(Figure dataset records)
-- START --

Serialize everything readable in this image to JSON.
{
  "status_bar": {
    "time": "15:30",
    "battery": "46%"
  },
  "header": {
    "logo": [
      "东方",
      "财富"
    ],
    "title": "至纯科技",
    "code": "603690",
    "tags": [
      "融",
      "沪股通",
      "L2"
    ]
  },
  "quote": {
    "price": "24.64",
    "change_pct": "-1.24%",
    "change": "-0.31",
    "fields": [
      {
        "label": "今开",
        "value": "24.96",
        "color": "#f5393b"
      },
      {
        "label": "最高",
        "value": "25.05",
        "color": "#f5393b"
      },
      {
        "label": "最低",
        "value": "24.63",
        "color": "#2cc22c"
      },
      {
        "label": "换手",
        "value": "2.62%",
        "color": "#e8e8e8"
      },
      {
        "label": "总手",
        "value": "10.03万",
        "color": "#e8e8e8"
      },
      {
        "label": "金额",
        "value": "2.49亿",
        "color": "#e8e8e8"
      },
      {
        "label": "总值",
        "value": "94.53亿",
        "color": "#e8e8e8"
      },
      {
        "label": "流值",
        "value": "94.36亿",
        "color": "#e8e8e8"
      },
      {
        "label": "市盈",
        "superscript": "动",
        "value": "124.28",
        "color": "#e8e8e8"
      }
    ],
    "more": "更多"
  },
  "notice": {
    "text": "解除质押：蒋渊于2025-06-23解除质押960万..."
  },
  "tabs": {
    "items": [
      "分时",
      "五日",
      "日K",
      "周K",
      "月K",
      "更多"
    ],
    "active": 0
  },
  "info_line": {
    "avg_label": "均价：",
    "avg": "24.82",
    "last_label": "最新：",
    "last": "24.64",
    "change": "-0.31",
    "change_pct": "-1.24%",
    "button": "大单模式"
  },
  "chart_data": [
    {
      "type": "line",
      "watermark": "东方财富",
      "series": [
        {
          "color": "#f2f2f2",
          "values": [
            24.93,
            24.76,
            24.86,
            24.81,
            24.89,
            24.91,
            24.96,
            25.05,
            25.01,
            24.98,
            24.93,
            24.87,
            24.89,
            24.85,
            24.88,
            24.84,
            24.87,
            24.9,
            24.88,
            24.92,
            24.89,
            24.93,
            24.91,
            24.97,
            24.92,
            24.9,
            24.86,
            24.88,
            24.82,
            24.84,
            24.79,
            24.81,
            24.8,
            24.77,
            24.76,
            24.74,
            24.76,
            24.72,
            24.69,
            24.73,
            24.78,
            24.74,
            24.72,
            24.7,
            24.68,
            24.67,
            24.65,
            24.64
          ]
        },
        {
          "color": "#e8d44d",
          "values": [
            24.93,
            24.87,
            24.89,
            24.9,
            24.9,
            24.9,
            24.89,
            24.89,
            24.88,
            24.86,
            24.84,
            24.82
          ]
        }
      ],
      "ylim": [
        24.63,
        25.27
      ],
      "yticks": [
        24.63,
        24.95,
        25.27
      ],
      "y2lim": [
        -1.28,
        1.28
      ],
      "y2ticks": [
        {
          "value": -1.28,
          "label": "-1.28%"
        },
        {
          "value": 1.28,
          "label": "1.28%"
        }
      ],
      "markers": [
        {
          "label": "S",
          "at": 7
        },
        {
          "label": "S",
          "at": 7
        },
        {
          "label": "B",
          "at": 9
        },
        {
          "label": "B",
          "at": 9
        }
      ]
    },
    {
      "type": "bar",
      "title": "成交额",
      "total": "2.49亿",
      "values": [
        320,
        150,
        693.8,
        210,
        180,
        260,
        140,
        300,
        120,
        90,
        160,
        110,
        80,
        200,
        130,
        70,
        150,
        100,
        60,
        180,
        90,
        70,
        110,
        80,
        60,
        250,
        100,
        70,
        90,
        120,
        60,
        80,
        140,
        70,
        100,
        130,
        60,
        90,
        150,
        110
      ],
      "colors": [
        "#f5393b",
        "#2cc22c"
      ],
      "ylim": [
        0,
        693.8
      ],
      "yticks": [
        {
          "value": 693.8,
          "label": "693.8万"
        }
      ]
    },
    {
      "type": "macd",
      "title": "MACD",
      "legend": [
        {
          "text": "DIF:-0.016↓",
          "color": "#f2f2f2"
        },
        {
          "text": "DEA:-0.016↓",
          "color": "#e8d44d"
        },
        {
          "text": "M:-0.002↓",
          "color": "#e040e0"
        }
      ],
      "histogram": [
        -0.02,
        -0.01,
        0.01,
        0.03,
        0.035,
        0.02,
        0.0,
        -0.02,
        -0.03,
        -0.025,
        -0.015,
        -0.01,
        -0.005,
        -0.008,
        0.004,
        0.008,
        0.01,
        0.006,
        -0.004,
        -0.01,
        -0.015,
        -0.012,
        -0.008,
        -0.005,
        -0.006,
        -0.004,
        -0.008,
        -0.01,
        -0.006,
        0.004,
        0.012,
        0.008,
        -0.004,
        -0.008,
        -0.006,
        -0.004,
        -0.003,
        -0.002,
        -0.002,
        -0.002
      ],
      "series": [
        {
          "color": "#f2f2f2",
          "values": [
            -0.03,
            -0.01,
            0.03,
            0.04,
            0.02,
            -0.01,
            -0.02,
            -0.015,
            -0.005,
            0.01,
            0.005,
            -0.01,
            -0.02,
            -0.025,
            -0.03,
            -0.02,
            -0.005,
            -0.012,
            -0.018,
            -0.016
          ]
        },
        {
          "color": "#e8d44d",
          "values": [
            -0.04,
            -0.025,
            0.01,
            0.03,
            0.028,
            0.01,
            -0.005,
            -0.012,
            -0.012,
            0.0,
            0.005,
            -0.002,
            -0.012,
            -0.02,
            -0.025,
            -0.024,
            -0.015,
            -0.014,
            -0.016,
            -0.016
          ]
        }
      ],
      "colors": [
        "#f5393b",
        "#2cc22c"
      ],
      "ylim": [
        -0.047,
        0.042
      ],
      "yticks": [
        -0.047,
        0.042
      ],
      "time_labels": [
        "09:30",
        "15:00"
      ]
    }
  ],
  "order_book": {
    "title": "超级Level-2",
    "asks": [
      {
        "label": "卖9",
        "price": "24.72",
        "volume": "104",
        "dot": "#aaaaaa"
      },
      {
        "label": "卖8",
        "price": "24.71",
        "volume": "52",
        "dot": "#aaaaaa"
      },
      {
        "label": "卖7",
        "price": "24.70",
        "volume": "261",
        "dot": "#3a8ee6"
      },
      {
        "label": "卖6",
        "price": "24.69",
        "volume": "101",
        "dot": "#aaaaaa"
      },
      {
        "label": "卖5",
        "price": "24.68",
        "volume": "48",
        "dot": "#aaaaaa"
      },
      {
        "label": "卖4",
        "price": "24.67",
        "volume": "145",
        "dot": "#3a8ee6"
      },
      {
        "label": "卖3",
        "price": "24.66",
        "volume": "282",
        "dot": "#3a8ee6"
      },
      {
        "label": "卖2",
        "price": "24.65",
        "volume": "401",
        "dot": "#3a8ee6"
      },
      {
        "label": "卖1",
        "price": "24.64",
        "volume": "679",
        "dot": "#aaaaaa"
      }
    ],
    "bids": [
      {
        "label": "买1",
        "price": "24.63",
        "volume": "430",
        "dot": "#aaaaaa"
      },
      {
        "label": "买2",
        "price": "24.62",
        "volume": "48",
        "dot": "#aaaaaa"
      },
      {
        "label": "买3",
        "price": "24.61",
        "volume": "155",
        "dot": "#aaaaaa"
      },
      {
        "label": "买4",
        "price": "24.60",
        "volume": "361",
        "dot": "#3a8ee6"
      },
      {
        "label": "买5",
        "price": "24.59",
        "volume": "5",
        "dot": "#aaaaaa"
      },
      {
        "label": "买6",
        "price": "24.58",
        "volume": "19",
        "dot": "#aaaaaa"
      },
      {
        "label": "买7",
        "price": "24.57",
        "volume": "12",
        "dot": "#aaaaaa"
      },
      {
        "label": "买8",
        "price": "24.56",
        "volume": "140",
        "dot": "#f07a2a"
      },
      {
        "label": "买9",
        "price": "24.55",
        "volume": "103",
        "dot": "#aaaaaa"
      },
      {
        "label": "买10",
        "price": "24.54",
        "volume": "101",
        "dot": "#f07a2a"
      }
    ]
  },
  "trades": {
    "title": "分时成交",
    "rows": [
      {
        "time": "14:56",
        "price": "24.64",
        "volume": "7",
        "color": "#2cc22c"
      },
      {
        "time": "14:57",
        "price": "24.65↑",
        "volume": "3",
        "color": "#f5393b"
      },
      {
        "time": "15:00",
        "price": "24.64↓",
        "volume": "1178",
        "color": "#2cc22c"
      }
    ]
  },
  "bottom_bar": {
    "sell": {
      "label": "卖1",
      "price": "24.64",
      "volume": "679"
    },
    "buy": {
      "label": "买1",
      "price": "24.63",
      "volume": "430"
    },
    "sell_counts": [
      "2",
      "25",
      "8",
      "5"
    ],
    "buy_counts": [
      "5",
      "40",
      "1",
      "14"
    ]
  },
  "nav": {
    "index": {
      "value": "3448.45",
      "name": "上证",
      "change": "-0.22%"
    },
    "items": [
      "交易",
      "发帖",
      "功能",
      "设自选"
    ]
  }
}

-- END --

GOAL » Go through the listing above and return every line where the word "title" occurs.

CORRECT OUTPUT »
    "title": "至纯科技",
      "title": "成交额",
      "title": "MACD",
    "title": "超级Level-2",
    "title": "分时成交",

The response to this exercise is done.